**OBJECTIVE**: Pictures aside, quote the whole listing exactly.
########
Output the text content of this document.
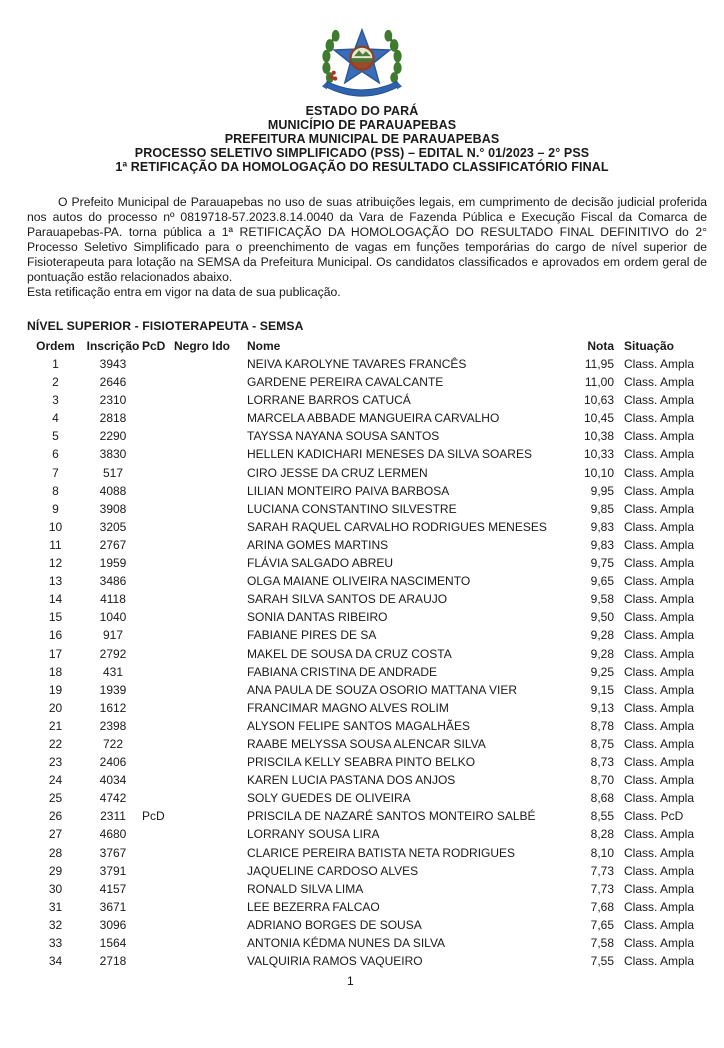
ESTADO DO PARÁ
MUNICÍPIO DE PARAUAPEBAS
PREFEITURA MUNICIPAL DE PARAUAPEBAS
PROCESSO SELETIVO SIMPLIFICADO (PSS) – EDITAL N.° 01/2023 – 2° PSS
1ª RETIFICAÇÃO DA HOMOLOGAÇÃO DO RESULTADO CLASSIFICATÓRIO FINAL

O Prefeito Municipal de Parauapebas no uso de suas atribuições legais, em cumprimento de decisão judicial proferida nos autos do processo nº 0819718-57.2023.8.14.0040 da Vara de Fazenda Pública e Execução Fiscal da Comarca de Parauapebas-PA. torna pública a 1ª RETIFICAÇÃO DA HOMOLOGAÇÃO DO RESULTADO FINAL DEFINITIVO do 2° Processo Seletivo Simplificado para o preenchimento de vagas em funções temporárias do cargo de nível superior de Fisioterapeuta para lotação na SEMSA da Prefeitura Municipal. Os candidatos classificados e aprovados em ordem geral de pontuação estão relacionados abaixo.

Esta retificação entra em vigor na data de sua publicação.

NÍVEL SUPERIOR - FISIOTERAPEUTA - SEMSA
Ordem	Inscrição	PcD	Negro	Ido	Nome	Nota	Situação
1	3943				NEIVA KAROLYNE TAVARES FRANCÊS	11,95	Class. Ampla
2	2646				GARDENE PEREIRA CAVALCANTE	11,00	Class. Ampla
3	2310				LORRANE BARROS CATUCÁ	10,63	Class. Ampla
4	2818				MARCELA ABBADE MANGUEIRA CARVALHO	10,45	Class. Ampla
5	2290				TAYSSA NAYANA SOUSA SANTOS	10,38	Class. Ampla
6	3830				HELLEN KADICHARI MENESES DA SILVA SOARES	10,33	Class. Ampla
7	517				CIRO JESSE DA CRUZ LERMEN	10,10	Class. Ampla
8	4088				LILIAN MONTEIRO PAIVA BARBOSA	9,95	Class. Ampla
9	3908				LUCIANA CONSTANTINO SILVESTRE	9,85	Class. Ampla
10	3205				SARAH RAQUEL CARVALHO RODRIGUES MENESES	9,83	Class. Ampla
11	2767				ARINA GOMES MARTINS	9,83	Class. Ampla
12	1959				FLÁVIA SALGADO ABREU	9,75	Class. Ampla
13	3486				OLGA MAIANE OLIVEIRA NASCIMENTO	9,65	Class. Ampla
14	4118				SARAH SILVA SANTOS DE ARAUJO	9,58	Class. Ampla
15	1040				SONIA DANTAS RIBEIRO	9,50	Class. Ampla
16	917				FABIANE PIRES DE SA	9,28	Class. Ampla
17	2792				MAKEL DE SOUSA DA CRUZ COSTA	9,28	Class. Ampla
18	431				FABIANA CRISTINA DE ANDRADE	9,25	Class. Ampla
19	1939				ANA PAULA DE SOUZA OSORIO MATTANA VIER	9,15	Class. Ampla
20	1612				FRANCIMAR MAGNO ALVES ROLIM	9,13	Class. Ampla
21	2398				ALYSON FELIPE SANTOS MAGALHÃES	8,78	Class. Ampla
22	722				RAABE MELYSSA SOUSA ALENCAR SILVA	8,75	Class. Ampla
23	2406				PRISCILA KELLY SEABRA PINTO BELKO	8,73	Class. Ampla
24	4034				KAREN LUCIA PASTANA DOS ANJOS	8,70	Class. Ampla
25	4742				SOLY GUEDES DE OLIVEIRA	8,68	Class. Ampla
26	2311	PcD			PRISCILA DE NAZARÉ SANTOS MONTEIRO SALBÉ	8,55	Class. PcD
27	4680				LORRANY SOUSA LIRA	8,28	Class. Ampla
28	3767				CLARICE PEREIRA BATISTA NETA RODRIGUES	8,10	Class. Ampla
29	3791				JAQUELINE CARDOSO ALVES	7,73	Class. Ampla
30	4157				RONALD SILVA LIMA	7,73	Class. Ampla
31	3671				LEE BEZERRA FALCAO	7,68	Class. Ampla
32	3096				ADRIANO BORGES DE SOUSA	7,65	Class. Ampla
33	1564				ANTONIA KÉDMA NUNES DA SILVA	7,58	Class. Ampla
34	2718				VALQUIRIA RAMOS VAQUEIRO	7,55	Class. Ampla
1
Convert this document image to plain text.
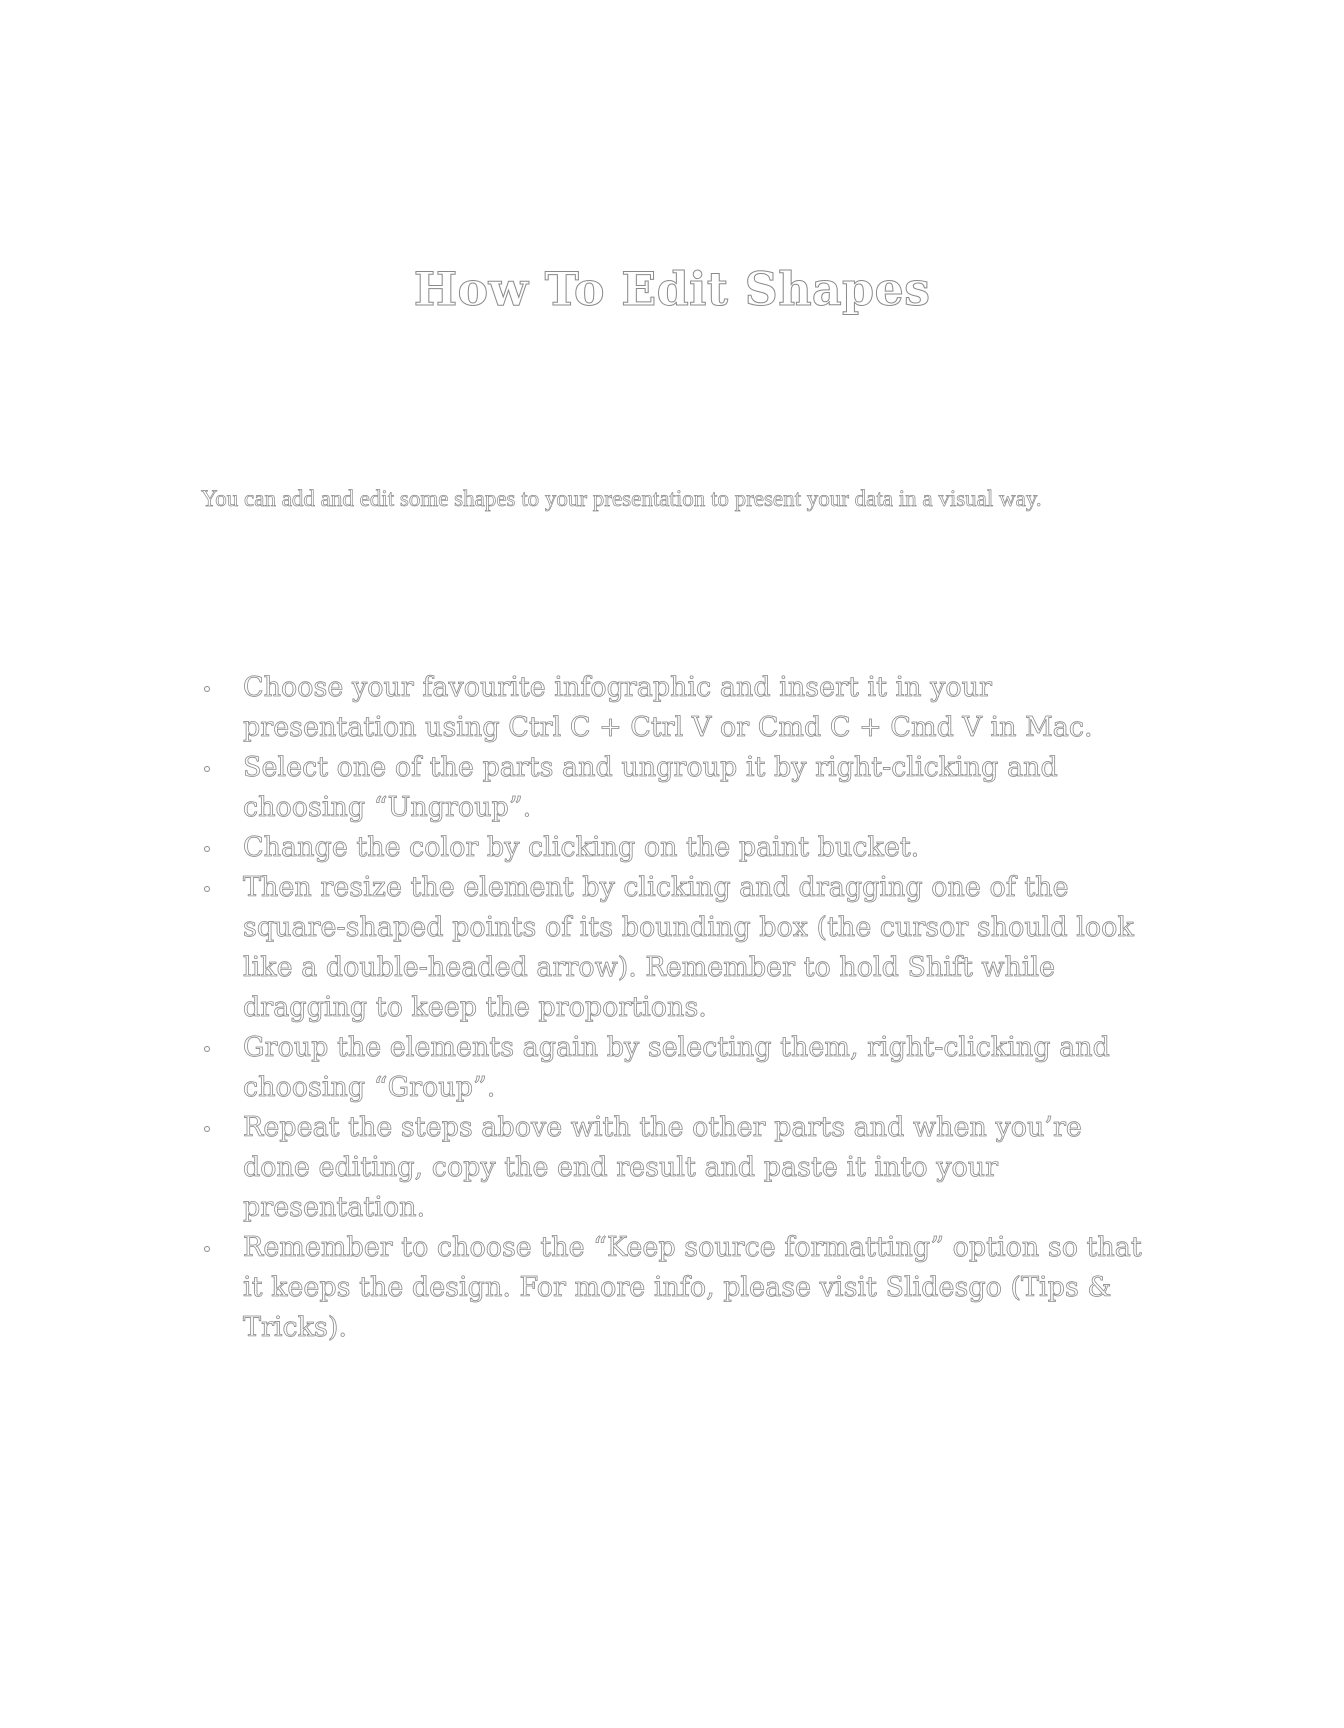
How To Edit Shapes

You can add and edit some shapes to your presentation to present your data in a visual way.

Choose your favourite infographic and insert it in your presentation using Ctrl C + Ctrl V or Cmd C + Cmd V in Mac.
Select one of the parts and ungroup it by right-clicking and choosing “Ungroup”.
Change the color by clicking on the paint bucket.
Then resize the element by clicking and dragging one of the square-shaped points of its bounding box (the cursor should look like a double-headed arrow). Remember to hold Shift while dragging to keep the proportions.
Group the elements again by selecting them, right-clicking and choosing “Group”.
Repeat the steps above with the other parts and when you’re done editing, copy the end result and paste it into your presentation.
Remember to choose the “Keep source formatting” option so that it keeps the design. For more info, please visit Slidesgo (Tips & Tricks).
########
**ANSWER FOR THIS EXERCISE**:
Output the text content of this document.
ESTADO DO PARÁ
MUNICÍPIO DE PARAUAPEBAS
PREFEITURA MUNICIPAL DE PARAUAPEBAS
PROCESSO SELETIVO SIMPLIFICADO (PSS) – EDITAL N.° 01/2023 – 2° PSS
1ª RETIFICAÇÃO DA HOMOLOGAÇÃO DO RESULTADO CLASSIFICATÓRIO FINAL

O Prefeito Municipal de Parauapebas no uso de suas atribuições legais, em cumprimento de decisão judicial proferida nos autos do processo nº 0819718-57.2023.8.14.0040 da Vara de Fazenda Pública e Execução Fiscal da Comarca de Parauapebas-PA. torna pública a 1ª RETIFICAÇÃO DA HOMOLOGAÇÃO DO RESULTADO FINAL DEFINITIVO do 2° Processo Seletivo Simplificado para o preenchimento de vagas em funções temporárias do cargo de nível superior de Fisioterapeuta para lotação na SEMSA da Prefeitura Municipal. Os candidatos classificados e aprovados em ordem geral de pontuação estão relacionados abaixo.

Esta retificação entra em vigor na data de sua publicação.

NÍVEL SUPERIOR - FISIOTERAPEUTA - SEMSA
Ordem	Inscrição	PcD	Negro	Ido	Nome	Nota	Situação
1	3943				NEIVA KAROLYNE TAVARES FRANCÊS	11,95	Class. Ampla
2	2646				GARDENE PEREIRA CAVALCANTE	11,00	Class. Ampla
3	2310				LORRANE BARROS CATUCÁ	10,63	Class. Ampla
4	2818				MARCELA ABBADE MANGUEIRA CARVALHO	10,45	Class. Ampla
5	2290				TAYSSA NAYANA SOUSA SANTOS	10,38	Class. Ampla
6	3830				HELLEN KADICHARI MENESES DA SILVA SOARES	10,33	Class. Ampla
7	517				CIRO JESSE DA CRUZ LERMEN	10,10	Class. Ampla
8	4088				LILIAN MONTEIRO PAIVA BARBOSA	9,95	Class. Ampla
9	3908				LUCIANA CONSTANTINO SILVESTRE	9,85	Class. Ampla
10	3205				SARAH RAQUEL CARVALHO RODRIGUES MENESES	9,83	Class. Ampla
11	2767				ARINA GOMES MARTINS	9,83	Class. Ampla
12	1959				FLÁVIA SALGADO ABREU	9,75	Class. Ampla
13	3486				OLGA MAIANE OLIVEIRA NASCIMENTO	9,65	Class. Ampla
14	4118				SARAH SILVA SANTOS DE ARAUJO	9,58	Class. Ampla
15	1040				SONIA DANTAS RIBEIRO	9,50	Class. Ampla
16	917				FABIANE PIRES DE SA	9,28	Class. Ampla
17	2792				MAKEL DE SOUSA DA CRUZ COSTA	9,28	Class. Ampla
18	431				FABIANA CRISTINA DE ANDRADE	9,25	Class. Ampla
19	1939				ANA PAULA DE SOUZA OSORIO MATTANA VIER	9,15	Class. Ampla
20	1612				FRANCIMAR MAGNO ALVES ROLIM	9,13	Class. Ampla
21	2398				ALYSON FELIPE SANTOS MAGALHÃES	8,78	Class. Ampla
22	722				RAABE MELYSSA SOUSA ALENCAR SILVA	8,75	Class. Ampla
23	2406				PRISCILA KELLY SEABRA PINTO BELKO	8,73	Class. Ampla
24	4034				KAREN LUCIA PASTANA DOS ANJOS	8,70	Class. Ampla
25	4742				SOLY GUEDES DE OLIVEIRA	8,68	Class. Ampla
26	2311	PcD			PRISCILA DE NAZARÉ SANTOS MONTEIRO SALBÉ	8,55	Class. PcD
27	4680				LORRANY SOUSA LIRA	8,28	Class. Ampla
28	3767				CLARICE PEREIRA BATISTA NETA RODRIGUES	8,10	Class. Ampla
29	3791				JAQUELINE CARDOSO ALVES	7,73	Class. Ampla
30	4157				RONALD SILVA LIMA	7,73	Class. Ampla
31	3671				LEE BEZERRA FALCAO	7,68	Class. Ampla
32	3096				ADRIANO BORGES DE SOUSA	7,65	Class. Ampla
33	1564				ANTONIA KÉDMA NUNES DA SILVA	7,58	Class. Ampla
34	2718				VALQUIRIA RAMOS VAQUEIRO	7,55	Class. Ampla
1
Convert this document image to plain text.
How To Edit Shapes

You can add and edit some shapes to your presentation to present your data in a visual way.

Choose your favourite infographic and insert it in your presentation using Ctrl C + Ctrl V or Cmd C + Cmd V in Mac.
Select one of the parts and ungroup it by right-clicking and choosing “Ungroup”.
Change the color by clicking on the paint bucket.
Then resize the element by clicking and dragging one of the square-shaped points of its bounding box (the cursor should look like a double-headed arrow). Remember to hold Shift while dragging to keep the proportions.
Group the elements again by selecting them, right-clicking and choosing “Group”.
Repeat the steps above with the other parts and when you’re done editing, copy the end result and paste it into your presentation.
Remember to choose the “Keep source formatting” option so that it keeps the design. For more info, please visit Slidesgo (Tips & Tricks).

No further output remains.